## INSTRUCTIONS FOR THE TASK
Print the entries verbatim, leaving out the images they contain.

Begin

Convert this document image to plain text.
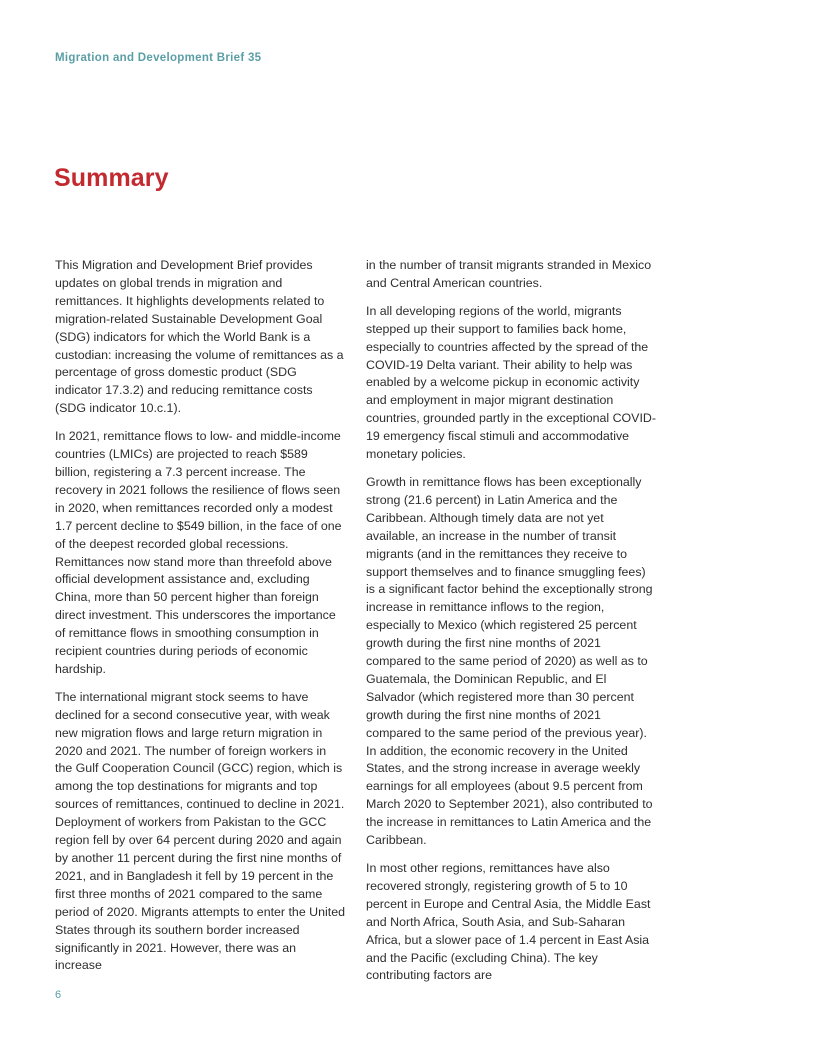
Migration and Development Brief 35
Summary

This Migration and Development Brief provides updates on global trends in migration and remittances. It highlights developments related to migration-related Sustainable Development Goal (SDG) indicators for which the World Bank is a custodian: increasing the volume of remittances as a percentage of gross domestic product (SDG indicator 17.3.2) and reducing remittance costs (SDG indicator 10.c.1).

In 2021, remittance flows to low- and middle-income countries (LMICs) are projected to reach $589 billion, registering a 7.3 percent increase. The recovery in 2021 follows the resilience of flows seen in 2020, when remittances recorded only a modest 1.7 percent decline to $549 billion, in the face of one of the deepest recorded global recessions. Remittances now stand more than threefold above official development assistance and, excluding China, more than 50 percent higher than foreign direct investment. This underscores the importance of remittance flows in smoothing consumption in recipient countries during periods of economic hardship.

The international migrant stock seems to have declined for a second consecutive year, with weak new migration flows and large return migration in 2020 and 2021. The number of foreign workers in the Gulf Cooperation Council (GCC) region, which is among the top destinations for migrants and top sources of remittances, continued to decline in 2021. Deployment of workers from Pakistan to the GCC region fell by over 64 percent during 2020 and again by another 11 percent during the first nine months of 2021, and in Bangladesh it fell by 19 percent in the first three months of 2021 compared to the same period of 2020. Migrants attempts to enter the United States through its southern border increased significantly in 2021. However, there was an increase

in the number of transit migrants stranded in Mexico and Central American countries.

In all developing regions of the world, migrants stepped up their support to families back home, especially to countries affected by the spread of the COVID-19 Delta variant. Their ability to help was enabled by a welcome pickup in economic activity and employment in major migrant destination countries, grounded partly in the exceptional COVID-19 emergency fiscal stimuli and accommodative monetary policies.

Growth in remittance flows has been exceptionally strong (21.6 percent) in Latin America and the Caribbean. Although timely data are not yet available, an increase in the number of transit migrants (and in the remittances they receive to support themselves and to finance smuggling fees) is a significant factor behind the exceptionally strong increase in remittance inflows to the region, especially to Mexico (which registered 25 percent growth during the first nine months of 2021 compared to the same period of 2020) as well as to Guatemala, the Dominican Republic, and El Salvador (which registered more than 30 percent growth during the first nine months of 2021 compared to the same period of the previous year). In addition, the economic recovery in the United States, and the strong increase in average weekly earnings for all employees (about 9.5 percent from March 2020 to September 2021), also contributed to the increase in remittances to Latin America and the Caribbean.

In most other regions, remittances have also recovered strongly, registering growth of 5 to 10 percent in Europe and Central Asia, the Middle East and North Africa, South Asia, and Sub-Saharan Africa, but a slower pace of 1.4 percent in East Asia and the Pacific (excluding China). The key contributing factors are

6
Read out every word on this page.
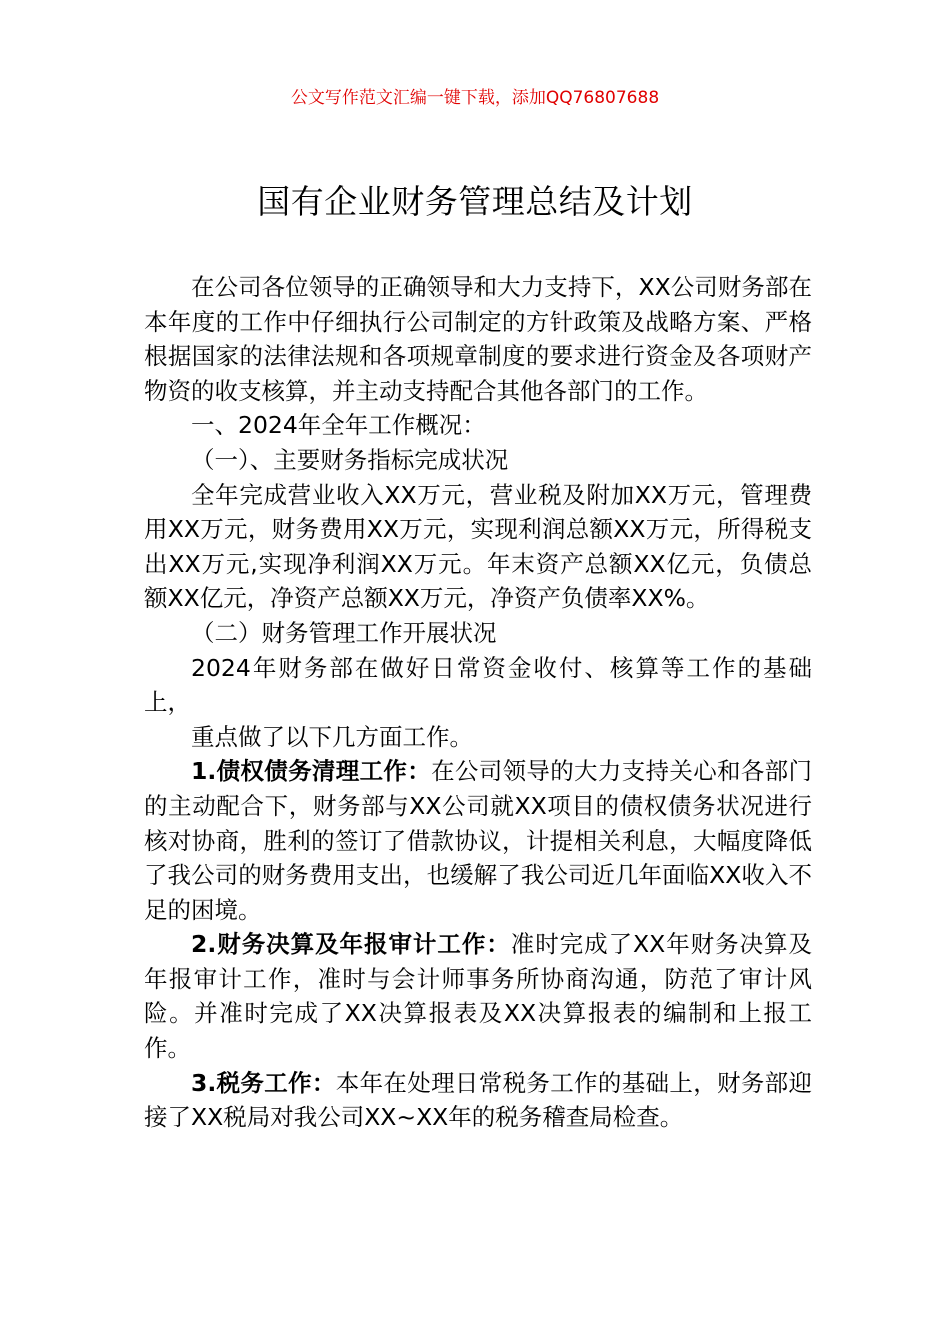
公文写作范文汇编一键下载，添加QQ76807688
国有企业财务管理总结及计划

在公司各位领导的正确领导和大力支持下，XX公司财务部在本年度的工作中仔细执行公司制定的方针政策及战略方案、严格根据国家的法律法规和各项规章制度的要求进行资金及各项财产物资的收支核算，并主动支持配合其他各部门的工作。

一、2024年全年工作概况：

（一）、主要财务指标完成状况

全年完成营业收入XX万元，营业税及附加XX万元，管理费用XX万元，财务费用XX万元，实现利润总额XX万元，所得税支出XX万元,实现净利润XX万元。年末资产总额XX亿元，负债总额XX亿元，净资产总额XX万元，净资产负债率XX%。

（二）财务管理工作开展状况

2024年财务部在做好日常资金收付、核算等工作的基础上，

重点做了以下几方面工作。

1.债权债务清理工作：在公司领导的大力支持关心和各部门的主动配合下，财务部与XX公司就XX项目的债权债务状况进行核对协商，胜利的签订了借款协议，计提相关利息，大幅度降低了我公司的财务费用支出，也缓解了我公司近几年面临XX收入不足的困境。

2.财务决算及年报审计工作：准时完成了XX年财务决算及年报审计工作，准时与会计师事务所协商沟通，防范了审计风险。并准时完成了XX决算报表及XX决算报表的编制和上报工作。

3.税务工作：本年在处理日常税务工作的基础上，财务部迎接了XX税局对我公司XX~XX年的税务稽查局检查。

End

## ANSWER BELOW
Convert this document image to plain text.
Migration and Development Brief 35
Summary

This Migration and Development Brief provides updates on global trends in migration and remittances. It highlights developments related to migration-related Sustainable Development Goal (SDG) indicators for which the World Bank is a custodian: increasing the volume of remittances as a percentage of gross domestic product (SDG indicator 17.3.2) and reducing remittance costs (SDG indicator 10.c.1).

In 2021, remittance flows to low- and middle-income countries (LMICs) are projected to reach $589 billion, registering a 7.3 percent increase. The recovery in 2021 follows the resilience of flows seen in 2020, when remittances recorded only a modest 1.7 percent decline to $549 billion, in the face of one of the deepest recorded global recessions. Remittances now stand more than threefold above official development assistance and, excluding China, more than 50 percent higher than foreign direct investment. This underscores the importance of remittance flows in smoothing consumption in recipient countries during periods of economic hardship.

The international migrant stock seems to have declined for a second consecutive year, with weak new migration flows and large return migration in 2020 and 2021. The number of foreign workers in the Gulf Cooperation Council (GCC) region, which is among the top destinations for migrants and top sources of remittances, continued to decline in 2021. Deployment of workers from Pakistan to the GCC region fell by over 64 percent during 2020 and again by another 11 percent during the first nine months of 2021, and in Bangladesh it fell by 19 percent in the first three months of 2021 compared to the same period of 2020. Migrants attempts to enter the United States through its southern border increased significantly in 2021. However, there was an increase

in the number of transit migrants stranded in Mexico and Central American countries.

In all developing regions of the world, migrants stepped up their support to families back home, especially to countries affected by the spread of the COVID-19 Delta variant. Their ability to help was enabled by a welcome pickup in economic activity and employment in major migrant destination countries, grounded partly in the exceptional COVID-19 emergency fiscal stimuli and accommodative monetary policies.

Growth in remittance flows has been exceptionally strong (21.6 percent) in Latin America and the Caribbean. Although timely data are not yet available, an increase in the number of transit migrants (and in the remittances they receive to support themselves and to finance smuggling fees) is a significant factor behind the exceptionally strong increase in remittance inflows to the region, especially to Mexico (which registered 25 percent growth during the first nine months of 2021 compared to the same period of 2020) as well as to Guatemala, the Dominican Republic, and El Salvador (which registered more than 30 percent growth during the first nine months of 2021 compared to the same period of the previous year). In addition, the economic recovery in the United States, and the strong increase in average weekly earnings for all employees (about 9.5 percent from March 2020 to September 2021), also contributed to the increase in remittances to Latin America and the Caribbean.

In most other regions, remittances have also recovered strongly, registering growth of 5 to 10 percent in Europe and Central Asia, the Middle East and North Africa, South Asia, and Sub-Saharan Africa, but a slower pace of 1.4 percent in East Asia and the Pacific (excluding China). The key contributing factors are

6
Read out every word on this page.
公文写作范文汇编一键下载，添加QQ76807688
国有企业财务管理总结及计划

在公司各位领导的正确领导和大力支持下，XX公司财务部在本年度的工作中仔细执行公司制定的方针政策及战略方案、严格根据国家的法律法规和各项规章制度的要求进行资金及各项财产物资的收支核算，并主动支持配合其他各部门的工作。

一、2024年全年工作概况：

（一）、主要财务指标完成状况

全年完成营业收入XX万元，营业税及附加XX万元，管理费用XX万元，财务费用XX万元，实现利润总额XX万元，所得税支出XX万元,实现净利润XX万元。年末资产总额XX亿元，负债总额XX亿元，净资产总额XX万元，净资产负债率XX%。

（二）财务管理工作开展状况

2024年财务部在做好日常资金收付、核算等工作的基础上，

重点做了以下几方面工作。

1.债权债务清理工作：在公司领导的大力支持关心和各部门的主动配合下，财务部与XX公司就XX项目的债权债务状况进行核对协商，胜利的签订了借款协议，计提相关利息，大幅度降低了我公司的财务费用支出，也缓解了我公司近几年面临XX收入不足的困境。

2.财务决算及年报审计工作：准时完成了XX年财务决算及年报审计工作，准时与会计师事务所协商沟通，防范了审计风险。并准时完成了XX决算报表及XX决算报表的编制和上报工作。

3.税务工作：本年在处理日常税务工作的基础上，财务部迎接了XX税局对我公司XX~XX年的税务稽查局检查。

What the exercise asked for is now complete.